Data records:
----------

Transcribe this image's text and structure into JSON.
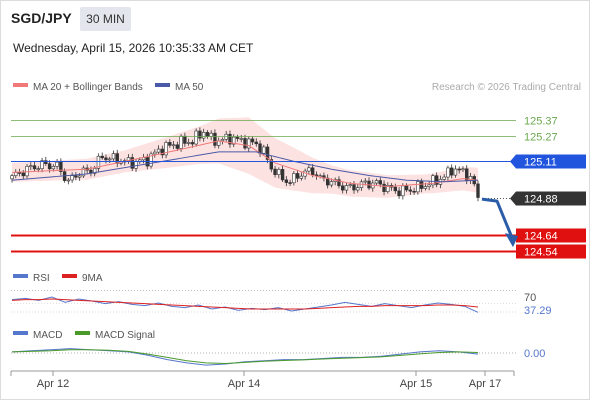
{
  "header": {
    "symbol": "SGD/JPY",
    "timeframe": "30 MIN",
    "datetime": "Wednesday, April 15, 2026 10:35:33 AM CET"
  },
  "legend": {
    "ma20_bb": "MA 20 + Bollinger Bands",
    "ma50": "MA 50",
    "credit": "Research © 2026 Trading Central"
  },
  "colors": {
    "up_candle": "#ffffff",
    "down_candle": "#333333",
    "ma20": "#f07878",
    "ma50": "#4a5aa8",
    "bollinger_fill": "#fde2e2",
    "resistance": "#6aa84f",
    "pivot": "#2255dd",
    "support": "#e01010",
    "current_price": "#333333",
    "rsi": "#5577cc",
    "rsi_9ma": "#dd2222",
    "macd": "#5577cc",
    "macd_signal": "#4a9a2a"
  },
  "chart_data": [
    {
      "type": "candlestick",
      "title": "SGD/JPY 30 MIN",
      "x_tick_labels": [
        "Apr 12",
        "Apr 14",
        "Apr 15",
        "Apr 17"
      ],
      "ylim": [
        124.47,
        125.5
      ],
      "levels": [
        {
          "name": "resistance_2",
          "value": 125.37,
          "label": "125.37",
          "kind": "resistance"
        },
        {
          "name": "resistance_1",
          "value": 125.27,
          "label": "125.27",
          "kind": "resistance"
        },
        {
          "name": "pivot",
          "value": 125.11,
          "label": "125.11",
          "kind": "pivot"
        },
        {
          "name": "current",
          "value": 124.88,
          "label": "124.88",
          "kind": "current"
        },
        {
          "name": "support_1",
          "value": 124.64,
          "label": "124.64",
          "kind": "support"
        },
        {
          "name": "support_2",
          "value": 124.54,
          "label": "124.54",
          "kind": "support"
        }
      ],
      "forecast_arrow": {
        "from": 124.87,
        "to": 124.59
      },
      "close_path": [
        [
          0,
          125.01
        ],
        [
          4,
          125.06
        ],
        [
          8,
          125.09
        ],
        [
          12,
          125.08
        ],
        [
          15,
          124.98
        ],
        [
          18,
          125.04
        ],
        [
          21,
          125.05
        ],
        [
          24,
          125.14
        ],
        [
          28,
          125.12
        ],
        [
          32,
          125.1
        ],
        [
          36,
          125.12
        ],
        [
          39,
          125.18
        ],
        [
          42,
          125.21
        ],
        [
          45,
          125.23
        ],
        [
          48,
          125.24
        ],
        [
          51,
          125.3
        ],
        [
          53,
          125.25
        ],
        [
          55,
          125.24
        ],
        [
          58,
          125.26
        ],
        [
          61,
          125.24
        ],
        [
          63,
          125.23
        ],
        [
          65,
          125.22
        ],
        [
          67,
          125.17
        ],
        [
          69,
          125.07
        ],
        [
          72,
          125.0
        ],
        [
          74,
          124.98
        ],
        [
          76,
          125.02
        ],
        [
          78,
          125.04
        ],
        [
          80,
          125.05
        ],
        [
          82,
          125.0
        ],
        [
          85,
          124.98
        ],
        [
          88,
          124.95
        ],
        [
          90,
          124.94
        ],
        [
          94,
          124.97
        ],
        [
          97,
          124.97
        ],
        [
          100,
          124.94
        ],
        [
          103,
          124.92
        ],
        [
          106,
          124.93
        ],
        [
          109,
          124.95
        ],
        [
          112,
          124.98
        ],
        [
          115,
          125.01
        ],
        [
          117,
          125.06
        ],
        [
          119,
          125.05
        ],
        [
          121,
          125.03
        ],
        [
          123,
          124.96
        ],
        [
          124,
          124.88
        ]
      ],
      "ma20_path": [
        [
          0,
          125.04
        ],
        [
          20,
          125.06
        ],
        [
          40,
          125.16
        ],
        [
          55,
          125.24
        ],
        [
          63,
          125.21
        ],
        [
          70,
          125.1
        ],
        [
          80,
          125.02
        ],
        [
          90,
          124.97
        ],
        [
          100,
          124.95
        ],
        [
          112,
          124.97
        ],
        [
          120,
          125.0
        ],
        [
          124,
          124.99
        ]
      ],
      "ma50_path": [
        [
          0,
          124.99
        ],
        [
          20,
          125.03
        ],
        [
          40,
          125.11
        ],
        [
          55,
          125.17
        ],
        [
          65,
          125.17
        ],
        [
          75,
          125.11
        ],
        [
          85,
          125.06
        ],
        [
          95,
          125.02
        ],
        [
          105,
          124.99
        ],
        [
          115,
          124.98
        ],
        [
          124,
          124.99
        ]
      ],
      "bollinger_width_path": [
        [
          0,
          0.06
        ],
        [
          30,
          0.07
        ],
        [
          50,
          0.12
        ],
        [
          63,
          0.18
        ],
        [
          72,
          0.15
        ],
        [
          85,
          0.09
        ],
        [
          110,
          0.06
        ],
        [
          124,
          0.08
        ]
      ]
    },
    {
      "type": "line",
      "title": "RSI",
      "legend": [
        "RSI",
        "9MA"
      ],
      "ylim": [
        0,
        100
      ],
      "ref_label": "70",
      "value_label": "37.29",
      "series": [
        {
          "name": "RSI",
          "values": [
            56,
            58,
            55,
            60,
            52,
            57,
            54,
            50,
            53,
            49,
            47,
            51,
            46,
            44,
            48,
            42,
            45,
            40,
            43,
            41,
            44,
            39,
            42,
            45,
            48,
            52,
            49,
            46,
            50,
            47,
            44,
            48,
            51,
            49,
            46,
            37
          ]
        },
        {
          "name": "9MA",
          "values": [
            55,
            56,
            56,
            57,
            56,
            55,
            54,
            53,
            52,
            51,
            50,
            49,
            48,
            47,
            46,
            45,
            44,
            43,
            42,
            42,
            42,
            42,
            42,
            43,
            44,
            45,
            46,
            46,
            47,
            47,
            47,
            47,
            48,
            48,
            47,
            45
          ]
        }
      ]
    },
    {
      "type": "line",
      "title": "MACD",
      "legend": [
        "MACD",
        "MACD Signal"
      ],
      "zero_label": "0.00",
      "series": [
        {
          "name": "MACD",
          "values": [
            0.01,
            0.02,
            0.03,
            0.04,
            0.03,
            0.02,
            0.01,
            -0.02,
            -0.06,
            -0.09,
            -0.11,
            -0.1,
            -0.08,
            -0.07,
            -0.06,
            -0.06,
            -0.05,
            -0.04,
            -0.04,
            -0.03,
            -0.01,
            0.01,
            0.02,
            0.01,
            -0.01
          ]
        },
        {
          "name": "MACD Signal",
          "values": [
            0.01,
            0.015,
            0.02,
            0.03,
            0.03,
            0.025,
            0.015,
            -0.01,
            -0.04,
            -0.07,
            -0.09,
            -0.095,
            -0.085,
            -0.075,
            -0.068,
            -0.062,
            -0.055,
            -0.048,
            -0.042,
            -0.035,
            -0.022,
            -0.008,
            0.005,
            0.01,
            0.005
          ]
        }
      ]
    }
  ]
}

----------

**Brief**
Transcribe each entry above exactly, apart from the pictures.

**Output**
Transcribe this image's text and structure into JSON.
{
  "header": {
    "symbol": "SGD/JPY",
    "timeframe": "30 MIN",
    "datetime": "Wednesday, April 15, 2026 10:35:33 AM CET"
  },
  "legend": {
    "ma20_bb": "MA 20 + Bollinger Bands",
    "ma50": "MA 50",
    "credit": "Research © 2026 Trading Central"
  },
  "colors": {
    "up_candle": "#ffffff",
    "down_candle": "#333333",
    "ma20": "#f07878",
    "ma50": "#4a5aa8",
    "bollinger_fill": "#fde2e2",
    "resistance": "#6aa84f",
    "pivot": "#2255dd",
    "support": "#e01010",
    "current_price": "#333333",
    "rsi": "#5577cc",
    "rsi_9ma": "#dd2222",
    "macd": "#5577cc",
    "macd_signal": "#4a9a2a"
  },
  "chart_data": [
    {
      "type": "candlestick",
      "title": "SGD/JPY 30 MIN",
      "x_tick_labels": [
        "Apr 12",
        "Apr 14",
        "Apr 15",
        "Apr 17"
      ],
      "ylim": [
        124.47,
        125.5
      ],
      "levels": [
        {
          "name": "resistance_2",
          "value": 125.37,
          "label": "125.37",
          "kind": "resistance"
        },
        {
          "name": "resistance_1",
          "value": 125.27,
          "label": "125.27",
          "kind": "resistance"
        },
        {
          "name": "pivot",
          "value": 125.11,
          "label": "125.11",
          "kind": "pivot"
        },
        {
          "name": "current",
          "value": 124.88,
          "label": "124.88",
          "kind": "current"
        },
        {
          "name": "support_1",
          "value": 124.64,
          "label": "124.64",
          "kind": "support"
        },
        {
          "name": "support_2",
          "value": 124.54,
          "label": "124.54",
          "kind": "support"
        }
      ],
      "forecast_arrow": {
        "from": 124.87,
        "to": 124.59
      },
      "close_path": [
        [
          0,
          125.01
        ],
        [
          4,
          125.06
        ],
        [
          8,
          125.09
        ],
        [
          12,
          125.08
        ],
        [
          15,
          124.98
        ],
        [
          18,
          125.04
        ],
        [
          21,
          125.05
        ],
        [
          24,
          125.14
        ],
        [
          28,
          125.12
        ],
        [
          32,
          125.1
        ],
        [
          36,
          125.12
        ],
        [
          39,
          125.18
        ],
        [
          42,
          125.21
        ],
        [
          45,
          125.23
        ],
        [
          48,
          125.24
        ],
        [
          51,
          125.3
        ],
        [
          53,
          125.25
        ],
        [
          55,
          125.24
        ],
        [
          58,
          125.26
        ],
        [
          61,
          125.24
        ],
        [
          63,
          125.23
        ],
        [
          65,
          125.22
        ],
        [
          67,
          125.17
        ],
        [
          69,
          125.07
        ],
        [
          72,
          125.0
        ],
        [
          74,
          124.98
        ],
        [
          76,
          125.02
        ],
        [
          78,
          125.04
        ],
        [
          80,
          125.05
        ],
        [
          82,
          125.0
        ],
        [
          85,
          124.98
        ],
        [
          88,
          124.95
        ],
        [
          90,
          124.94
        ],
        [
          94,
          124.97
        ],
        [
          97,
          124.97
        ],
        [
          100,
          124.94
        ],
        [
          103,
          124.92
        ],
        [
          106,
          124.93
        ],
        [
          109,
          124.95
        ],
        [
          112,
          124.98
        ],
        [
          115,
          125.01
        ],
        [
          117,
          125.06
        ],
        [
          119,
          125.05
        ],
        [
          121,
          125.03
        ],
        [
          123,
          124.96
        ],
        [
          124,
          124.88
        ]
      ],
      "ma20_path": [
        [
          0,
          125.04
        ],
        [
          20,
          125.06
        ],
        [
          40,
          125.16
        ],
        [
          55,
          125.24
        ],
        [
          63,
          125.21
        ],
        [
          70,
          125.1
        ],
        [
          80,
          125.02
        ],
        [
          90,
          124.97
        ],
        [
          100,
          124.95
        ],
        [
          112,
          124.97
        ],
        [
          120,
          125.0
        ],
        [
          124,
          124.99
        ]
      ],
      "ma50_path": [
        [
          0,
          124.99
        ],
        [
          20,
          125.03
        ],
        [
          40,
          125.11
        ],
        [
          55,
          125.17
        ],
        [
          65,
          125.17
        ],
        [
          75,
          125.11
        ],
        [
          85,
          125.06
        ],
        [
          95,
          125.02
        ],
        [
          105,
          124.99
        ],
        [
          115,
          124.98
        ],
        [
          124,
          124.99
        ]
      ],
      "bollinger_width_path": [
        [
          0,
          0.06
        ],
        [
          30,
          0.07
        ],
        [
          50,
          0.12
        ],
        [
          63,
          0.18
        ],
        [
          72,
          0.15
        ],
        [
          85,
          0.09
        ],
        [
          110,
          0.06
        ],
        [
          124,
          0.08
        ]
      ]
    },
    {
      "type": "line",
      "title": "RSI",
      "legend": [
        "RSI",
        "9MA"
      ],
      "ylim": [
        0,
        100
      ],
      "ref_label": "70",
      "value_label": "37.29",
      "series": [
        {
          "name": "RSI",
          "values": [
            56,
            58,
            55,
            60,
            52,
            57,
            54,
            50,
            53,
            49,
            47,
            51,
            46,
            44,
            48,
            42,
            45,
            40,
            43,
            41,
            44,
            39,
            42,
            45,
            48,
            52,
            49,
            46,
            50,
            47,
            44,
            48,
            51,
            49,
            46,
            37
          ]
        },
        {
          "name": "9MA",
          "values": [
            55,
            56,
            56,
            57,
            56,
            55,
            54,
            53,
            52,
            51,
            50,
            49,
            48,
            47,
            46,
            45,
            44,
            43,
            42,
            42,
            42,
            42,
            42,
            43,
            44,
            45,
            46,
            46,
            47,
            47,
            47,
            47,
            48,
            48,
            47,
            45
          ]
        }
      ]
    },
    {
      "type": "line",
      "title": "MACD",
      "legend": [
        "MACD",
        "MACD Signal"
      ],
      "zero_label": "0.00",
      "series": [
        {
          "name": "MACD",
          "values": [
            0.01,
            0.02,
            0.03,
            0.04,
            0.03,
            0.02,
            0.01,
            -0.02,
            -0.06,
            -0.09,
            -0.11,
            -0.1,
            -0.08,
            -0.07,
            -0.06,
            -0.06,
            -0.05,
            -0.04,
            -0.04,
            -0.03,
            -0.01,
            0.01,
            0.02,
            0.01,
            -0.01
          ]
        },
        {
          "name": "MACD Signal",
          "values": [
            0.01,
            0.015,
            0.02,
            0.03,
            0.03,
            0.025,
            0.015,
            -0.01,
            -0.04,
            -0.07,
            -0.09,
            -0.095,
            -0.085,
            -0.075,
            -0.068,
            -0.062,
            -0.055,
            -0.048,
            -0.042,
            -0.035,
            -0.022,
            -0.008,
            0.005,
            0.01,
            0.005
          ]
        }
      ]
    }
  ]
}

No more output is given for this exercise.